Without including any pictures, write out the listing below exactly.

— START Input records —

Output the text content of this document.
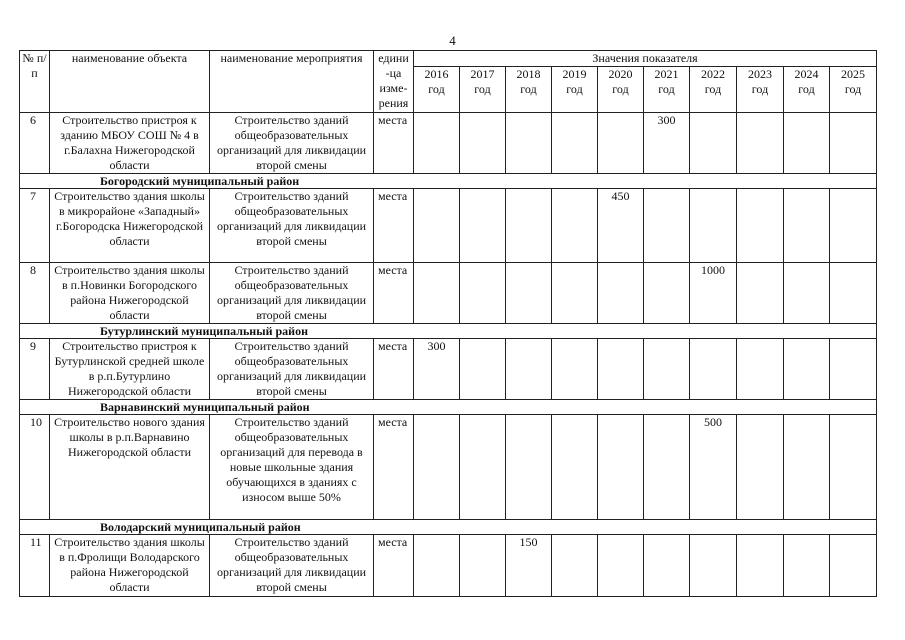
4
№ п/п	наименование объекта	наименование мероприятия	едини -ца изме- рения	Значения показателя									
				2016 год	2017 год	2018 год	2019 год	2020 год	2021 год	2022 год	2023 год	2024 год	2025 год
6	Строительство пристроя к зданию МБОУ СОШ № 4 в г.Балахна Нижегородской области	Строительство зданий общеобразовательных организаций для ликвидации второй смены	места						300				
Богородский муниципальный район													
7	Строительство здания школы в микрорайоне «Западный» г.Богородска Нижегородской области	Строительство зданий общеобразовательных организаций для ликвидации второй смены	места					450					
8	Строительство здания школы в п.Новинки Богородского района Нижегородской области	Строительство зданий общеобразовательных организаций для ликвидации второй смены	места							1000			
Бутурлинский муниципальный район													
9	Строительство пристроя к Бутурлинской средней школе в р.п.Бутурлино Нижегородской области	Строительство зданий общеобразовательных организаций для ликвидации второй смены	места	300									
Варнавинский муниципальный район													
10	Строительство нового здания школы в р.п.Варнавино Нижегородской области	Строительство зданий общеобразовательных организаций для перевода в новые школьные здания обучающихся в зданиях с износом выше 50%	места							500			
Володарский муниципальный район													
11	Строительство здания школы в п.Фролищи Володарского района Нижегородской области	Строительство зданий общеобразовательных организаций для ликвидации второй смены	места			150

— END Input records —

■ **Reply to the task**:
Output the text content of this document.
4
№ п/п	наименование объекта	наименование мероприятия	едини -ца изме- рения	Значения показателя									
				2016 год	2017 год	2018 год	2019 год	2020 год	2021 год	2022 год	2023 год	2024 год	2025 год
6	Строительство пристроя к зданию МБОУ СОШ № 4 в г.Балахна Нижегородской области	Строительство зданий общеобразовательных организаций для ликвидации второй смены	места						300				
Богородский муниципальный район													
7	Строительство здания школы в микрорайоне «Западный» г.Богородска Нижегородской области	Строительство зданий общеобразовательных организаций для ликвидации второй смены	места					450					
8	Строительство здания школы в п.Новинки Богородского района Нижегородской области	Строительство зданий общеобразовательных организаций для ликвидации второй смены	места							1000			
Бутурлинский муниципальный район													
9	Строительство пристроя к Бутурлинской средней школе в р.п.Бутурлино Нижегородской области	Строительство зданий общеобразовательных организаций для ликвидации второй смены	места	300									
Варнавинский муниципальный район													
10	Строительство нового здания школы в р.п.Варнавино Нижегородской области	Строительство зданий общеобразовательных организаций для перевода в новые школьные здания обучающихся в зданиях с износом выше 50%	места							500			
Володарский муниципальный район													
11	Строительство здания школы в п.Фролищи Володарского района Нижегородской области	Строительство зданий общеобразовательных организаций для ликвидации второй смены	места			150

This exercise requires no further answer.